▸ Problem to solve:
Pull out every line below holding the word "Body".

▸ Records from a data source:

┄┄┄┄┄┄┄┄┄┄

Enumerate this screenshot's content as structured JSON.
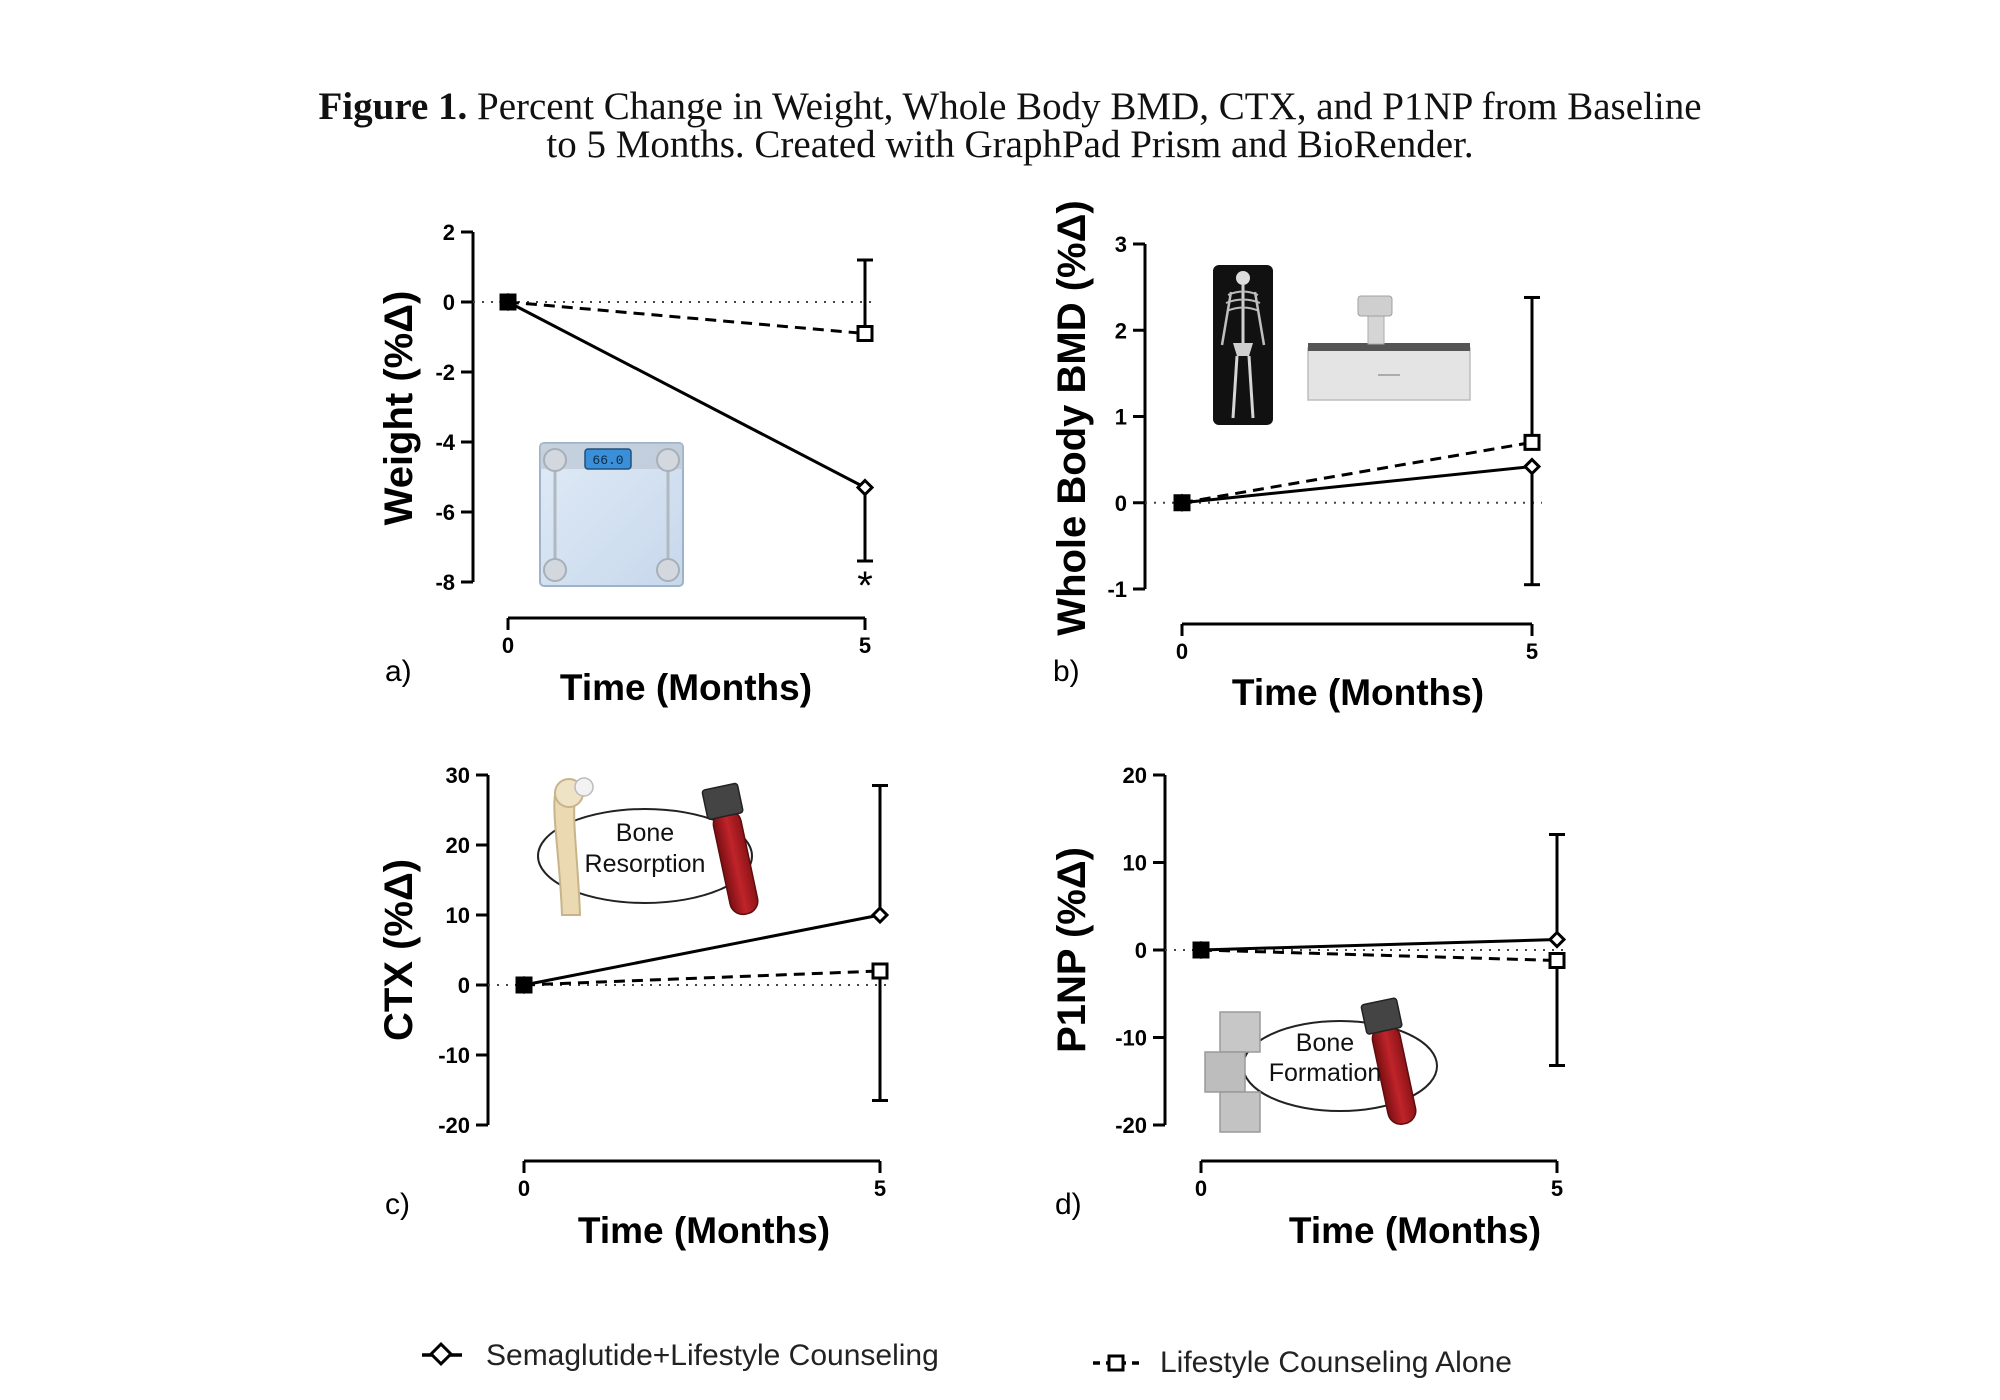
{
  "caption": {
    "bold": "Figure 1.",
    "text": " Percent Change in Weight, Whole Body BMD, CTX, and P1NP from Baseline to 5 Months. Created with GraphPad Prism and BioRender."
  },
  "legend": {
    "semaglutide": "Semaglutide+Lifestyle Counseling",
    "lifestyle": "Lifestyle Counseling Alone"
  },
  "illustrations": {
    "scale_display": "66.0",
    "resorption_line1": "Bone",
    "resorption_line2": "Resorption",
    "formation_line1": "Bone",
    "formation_line2": "Formation"
  },
  "chart_data": [
    {
      "panel": "a)",
      "type": "line",
      "xlabel": "Time (Months)",
      "ylabel": "Weight (%Δ)",
      "x": [
        0,
        5
      ],
      "ylim": [
        -8,
        2
      ],
      "yticks": [
        2,
        0,
        -2,
        -4,
        -6,
        -8
      ],
      "series": [
        {
          "name": "Semaglutide+Lifestyle Counseling",
          "values": [
            0,
            -5.3
          ],
          "error_upper": [
            0,
            0
          ],
          "error_lower": [
            0,
            2.1
          ],
          "marker": "diamond",
          "dash": "solid",
          "significance": [
            null,
            "*"
          ]
        },
        {
          "name": "Lifestyle Counseling Alone",
          "values": [
            0,
            -0.9
          ],
          "error_upper": [
            0,
            2.1
          ],
          "error_lower": [
            0,
            0
          ],
          "marker": "square",
          "dash": "dashed"
        }
      ]
    },
    {
      "panel": "b)",
      "type": "line",
      "xlabel": "Time (Months)",
      "ylabel": "Whole Body BMD (%Δ)",
      "x": [
        0,
        5
      ],
      "ylim": [
        -1,
        3
      ],
      "yticks": [
        3,
        2,
        1,
        0,
        -1
      ],
      "series": [
        {
          "name": "Semaglutide+Lifestyle Counseling",
          "values": [
            0,
            0.42
          ],
          "error_upper": [
            0,
            0
          ],
          "error_lower": [
            0,
            1.37
          ],
          "marker": "diamond",
          "dash": "solid"
        },
        {
          "name": "Lifestyle Counseling Alone",
          "values": [
            0,
            0.7
          ],
          "error_upper": [
            0,
            1.68
          ],
          "error_lower": [
            0,
            0
          ],
          "marker": "square",
          "dash": "dashed"
        }
      ]
    },
    {
      "panel": "c)",
      "type": "line",
      "xlabel": "Time (Months)",
      "ylabel": "CTX (%Δ)",
      "x": [
        0,
        5
      ],
      "ylim": [
        -20,
        30
      ],
      "yticks": [
        30,
        20,
        10,
        0,
        -10,
        -20
      ],
      "series": [
        {
          "name": "Semaglutide+Lifestyle Counseling",
          "values": [
            0,
            10
          ],
          "error_upper": [
            0,
            18.5
          ],
          "error_lower": [
            0,
            0
          ],
          "marker": "diamond",
          "dash": "solid"
        },
        {
          "name": "Lifestyle Counseling Alone",
          "values": [
            0,
            2
          ],
          "error_upper": [
            0,
            0
          ],
          "error_lower": [
            0,
            18.5
          ],
          "marker": "square",
          "dash": "dashed"
        }
      ]
    },
    {
      "panel": "d)",
      "type": "line",
      "xlabel": "Time (Months)",
      "ylabel": "P1NP (%Δ)",
      "x": [
        0,
        5
      ],
      "ylim": [
        -20,
        20
      ],
      "yticks": [
        20,
        10,
        0,
        -10,
        -20
      ],
      "series": [
        {
          "name": "Semaglutide+Lifestyle Counseling",
          "values": [
            0,
            1.2
          ],
          "error_upper": [
            0,
            12
          ],
          "error_lower": [
            0,
            0
          ],
          "marker": "diamond",
          "dash": "solid"
        },
        {
          "name": "Lifestyle Counseling Alone",
          "values": [
            0,
            -1.2
          ],
          "error_upper": [
            0,
            0
          ],
          "error_lower": [
            0,
            12
          ],
          "marker": "square",
          "dash": "dashed"
        }
      ]
    }
  ]
}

┄┄┄┄┄┄┄┄┄┄

▸ Correct output:
    "text": " Percent Change in Weight, Whole Body BMD, CTX, and P1NP from Baseline to 5 Months. Created with GraphPad Prism and BioRender."
      "ylabel": "Whole Body BMD (%Δ)",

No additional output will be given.